(Stored data)
"""

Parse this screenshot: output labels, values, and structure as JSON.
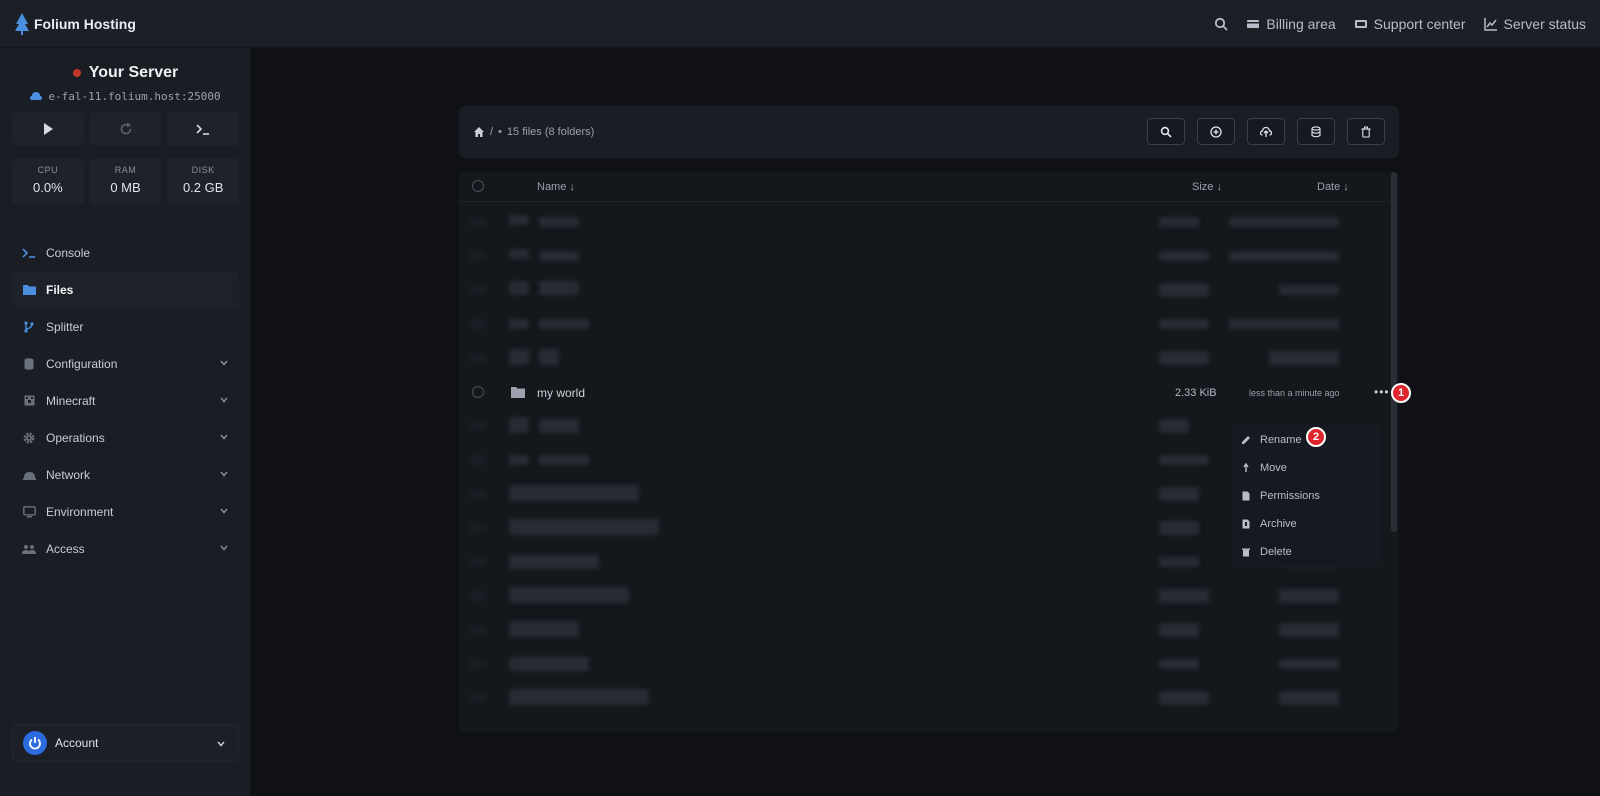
{
  "brand": {
    "name": "Folium Hosting"
  },
  "topnav": {
    "items": [
      {
        "label": "Billing area",
        "icon": "card-icon"
      },
      {
        "label": "Support center",
        "icon": "ticket-icon"
      },
      {
        "label": "Server status",
        "icon": "chart-icon"
      }
    ]
  },
  "server": {
    "name": "Your Server",
    "status_color": "#c0392b",
    "host": "e-fal-11.folium.host:25000"
  },
  "stats": [
    {
      "label": "CPU",
      "value": "0.0%"
    },
    {
      "label": "RAM",
      "value": "0 MB"
    },
    {
      "label": "DISK",
      "value": "0.2 GB"
    }
  ],
  "menu": [
    {
      "label": "Console",
      "icon": "terminal-icon",
      "active": false,
      "expandable": false
    },
    {
      "label": "Files",
      "icon": "folder-icon",
      "active": true,
      "expandable": false
    },
    {
      "label": "Splitter",
      "icon": "branch-icon",
      "active": false,
      "expandable": false
    },
    {
      "label": "Configuration",
      "icon": "database-icon",
      "active": false,
      "expandable": true
    },
    {
      "label": "Minecraft",
      "icon": "cube-icon",
      "active": false,
      "expandable": true
    },
    {
      "label": "Operations",
      "icon": "gear-icon",
      "active": false,
      "expandable": true
    },
    {
      "label": "Network",
      "icon": "network-icon",
      "active": false,
      "expandable": true
    },
    {
      "label": "Environment",
      "icon": "monitor-icon",
      "active": false,
      "expandable": true
    },
    {
      "label": "Access",
      "icon": "users-icon",
      "active": false,
      "expandable": true
    }
  ],
  "account": {
    "label": "Account"
  },
  "files": {
    "summary": "15 files (8 folders)",
    "columns": {
      "name": "Name ↓",
      "size": "Size ↓",
      "date": "Date ↓"
    },
    "highlighted_row": {
      "name": "my world",
      "size": "2.33 KiB",
      "date": "less than a minute ago"
    },
    "context_menu": [
      {
        "label": "Rename",
        "icon": "pencil-icon"
      },
      {
        "label": "Move",
        "icon": "move-icon"
      },
      {
        "label": "Permissions",
        "icon": "file-icon"
      },
      {
        "label": "Archive",
        "icon": "archive-icon"
      },
      {
        "label": "Delete",
        "icon": "trash-icon"
      }
    ]
  },
  "badges": {
    "first": "1",
    "second": "2"
  },
  "colors": {
    "accent": "#4a8fe0",
    "badge": "#e0242b"
  }
}
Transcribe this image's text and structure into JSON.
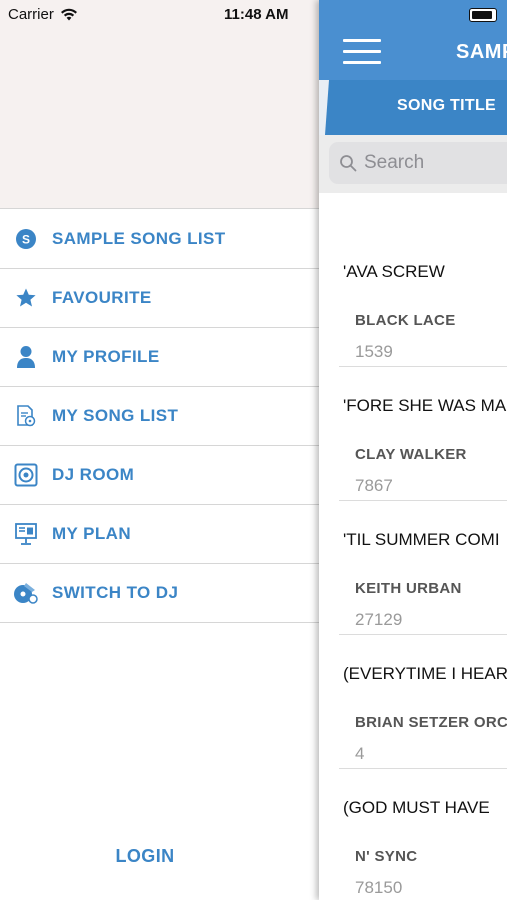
{
  "status_bar": {
    "carrier": "Carrier",
    "time": "11:48 AM"
  },
  "drawer": {
    "menu": [
      {
        "label": "SAMPLE SONG LIST",
        "icon": "sample-s-icon"
      },
      {
        "label": "FAVOURITE",
        "icon": "star-icon"
      },
      {
        "label": "MY PROFILE",
        "icon": "person-icon"
      },
      {
        "label": "MY SONG LIST",
        "icon": "music-list-icon"
      },
      {
        "label": "DJ ROOM",
        "icon": "speaker-icon"
      },
      {
        "label": "MY PLAN",
        "icon": "presentation-icon"
      },
      {
        "label": "SWITCH TO DJ",
        "icon": "dj-switch-icon"
      }
    ],
    "login_label": "LOGIN"
  },
  "panel": {
    "nav_title": "SAMPLE",
    "tab_label": "SONG TITLE",
    "search": {
      "placeholder": "Search"
    },
    "songs": [
      {
        "title": "'AVA SCREW",
        "artist": "BLACK LACE",
        "number": "1539"
      },
      {
        "title": "'FORE SHE WAS MA",
        "artist": "CLAY WALKER",
        "number": "7867"
      },
      {
        "title": "'TIL SUMMER COMI",
        "artist": "KEITH URBAN",
        "number": "27129"
      },
      {
        "title": "(EVERYTIME I HEAR",
        "artist": "BRIAN SETZER ORC",
        "number": "4"
      },
      {
        "title": "(GOD MUST HAVE",
        "artist": "N' SYNC",
        "number": "78150"
      }
    ]
  },
  "colors": {
    "accent": "#3b85c6",
    "nav_bar": "#4a8fd0",
    "drawer_header": "#f6f1f0"
  }
}
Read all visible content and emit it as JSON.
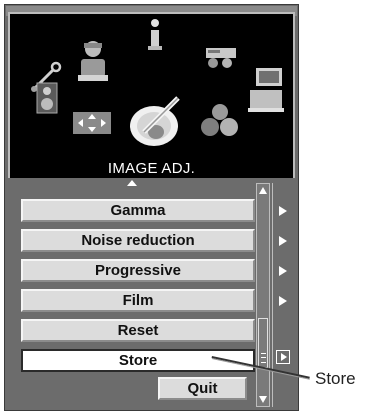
{
  "panel": {
    "caption": "IMAGE ADJ."
  },
  "menu": {
    "items": [
      {
        "label": "Gamma",
        "has_submenu": true
      },
      {
        "label": "Noise reduction",
        "has_submenu": true
      },
      {
        "label": "Progressive",
        "has_submenu": true
      },
      {
        "label": "Film",
        "has_submenu": true
      },
      {
        "label": "Reset",
        "has_submenu": false
      },
      {
        "label": "Store",
        "has_submenu": false,
        "selected": true
      }
    ],
    "quit_label": "Quit"
  },
  "callout": {
    "label": "Store"
  },
  "icons": [
    "wrench-icon",
    "person-icon",
    "info-icon",
    "projector-icon",
    "speaker-icon",
    "arrows-icon",
    "image-adjust-icon",
    "balls-icon",
    "laptop-icon"
  ]
}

"""

## Instructions for the task
The material above holds pictures; copy everything else in it exactly.

## Exercise response
Parse this screenshot: output labels, values, and structure as JSON.
{
  "brand": {
    "name": "Folium Hosting"
  },
  "topnav": {
    "items": [
      {
        "label": "Billing area",
        "icon": "card-icon"
      },
      {
        "label": "Support center",
        "icon": "ticket-icon"
      },
      {
        "label": "Server status",
        "icon": "chart-icon"
      }
    ]
  },
  "server": {
    "name": "Your Server",
    "status_color": "#c0392b",
    "host": "e-fal-11.folium.host:25000"
  },
  "stats": [
    {
      "label": "CPU",
      "value": "0.0%"
    },
    {
      "label": "RAM",
      "value": "0 MB"
    },
    {
      "label": "DISK",
      "value": "0.2 GB"
    }
  ],
  "menu": [
    {
      "label": "Console",
      "icon": "terminal-icon",
      "active": false,
      "expandable": false
    },
    {
      "label": "Files",
      "icon": "folder-icon",
      "active": true,
      "expandable": false
    },
    {
      "label": "Splitter",
      "icon": "branch-icon",
      "active": false,
      "expandable": false
    },
    {
      "label": "Configuration",
      "icon": "database-icon",
      "active": false,
      "expandable": true
    },
    {
      "label": "Minecraft",
      "icon": "cube-icon",
      "active": false,
      "expandable": true
    },
    {
      "label": "Operations",
      "icon": "gear-icon",
      "active": false,
      "expandable": true
    },
    {
      "label": "Network",
      "icon": "network-icon",
      "active": false,
      "expandable": true
    },
    {
      "label": "Environment",
      "icon": "monitor-icon",
      "active": false,
      "expandable": true
    },
    {
      "label": "Access",
      "icon": "users-icon",
      "active": false,
      "expandable": true
    }
  ],
  "account": {
    "label": "Account"
  },
  "files": {
    "summary": "15 files (8 folders)",
    "columns": {
      "name": "Name ↓",
      "size": "Size ↓",
      "date": "Date ↓"
    },
    "highlighted_row": {
      "name": "my world",
      "size": "2.33 KiB",
      "date": "less than a minute ago"
    },
    "context_menu": [
      {
        "label": "Rename",
        "icon": "pencil-icon"
      },
      {
        "label": "Move",
        "icon": "move-icon"
      },
      {
        "label": "Permissions",
        "icon": "file-icon"
      },
      {
        "label": "Archive",
        "icon": "archive-icon"
      },
      {
        "label": "Delete",
        "icon": "trash-icon"
      }
    ]
  },
  "badges": {
    "first": "1",
    "second": "2"
  },
  "colors": {
    "accent": "#4a8fe0",
    "badge": "#e0242b"
  }
}
Transcribe this image's text and structure into JSON.
{
  "status_bar": {
    "carrier": "Carrier",
    "time": "11:48 AM"
  },
  "drawer": {
    "menu": [
      {
        "label": "SAMPLE SONG LIST",
        "icon": "sample-s-icon"
      },
      {
        "label": "FAVOURITE",
        "icon": "star-icon"
      },
      {
        "label": "MY PROFILE",
        "icon": "person-icon"
      },
      {
        "label": "MY SONG LIST",
        "icon": "music-list-icon"
      },
      {
        "label": "DJ ROOM",
        "icon": "speaker-icon"
      },
      {
        "label": "MY PLAN",
        "icon": "presentation-icon"
      },
      {
        "label": "SWITCH TO DJ",
        "icon": "dj-switch-icon"
      }
    ],
    "login_label": "LOGIN"
  },
  "panel": {
    "nav_title": "SAMPLE",
    "tab_label": "SONG TITLE",
    "search": {
      "placeholder": "Search"
    },
    "songs": [
      {
        "title": "'AVA SCREW",
        "artist": "BLACK LACE",
        "number": "1539"
      },
      {
        "title": "'FORE SHE WAS MA",
        "artist": "CLAY WALKER",
        "number": "7867"
      },
      {
        "title": "'TIL SUMMER COMI",
        "artist": "KEITH URBAN",
        "number": "27129"
      },
      {
        "title": "(EVERYTIME I HEAR",
        "artist": "BRIAN SETZER ORC",
        "number": "4"
      },
      {
        "title": "(GOD MUST HAVE",
        "artist": "N' SYNC",
        "number": "78150"
      }
    ]
  },
  "colors": {
    "accent": "#3b85c6",
    "nav_bar": "#4a8fd0",
    "drawer_header": "#f6f1f0"
  }
}
Read all visible content and emit it as JSON.
{
  "panel": {
    "caption": "IMAGE ADJ."
  },
  "menu": {
    "items": [
      {
        "label": "Gamma",
        "has_submenu": true
      },
      {
        "label": "Noise reduction",
        "has_submenu": true
      },
      {
        "label": "Progressive",
        "has_submenu": true
      },
      {
        "label": "Film",
        "has_submenu": true
      },
      {
        "label": "Reset",
        "has_submenu": false
      },
      {
        "label": "Store",
        "has_submenu": false,
        "selected": true
      }
    ],
    "quit_label": "Quit"
  },
  "callout": {
    "label": "Store"
  },
  "icons": [
    "wrench-icon",
    "person-icon",
    "info-icon",
    "projector-icon",
    "speaker-icon",
    "arrows-icon",
    "image-adjust-icon",
    "balls-icon",
    "laptop-icon"
  ]
}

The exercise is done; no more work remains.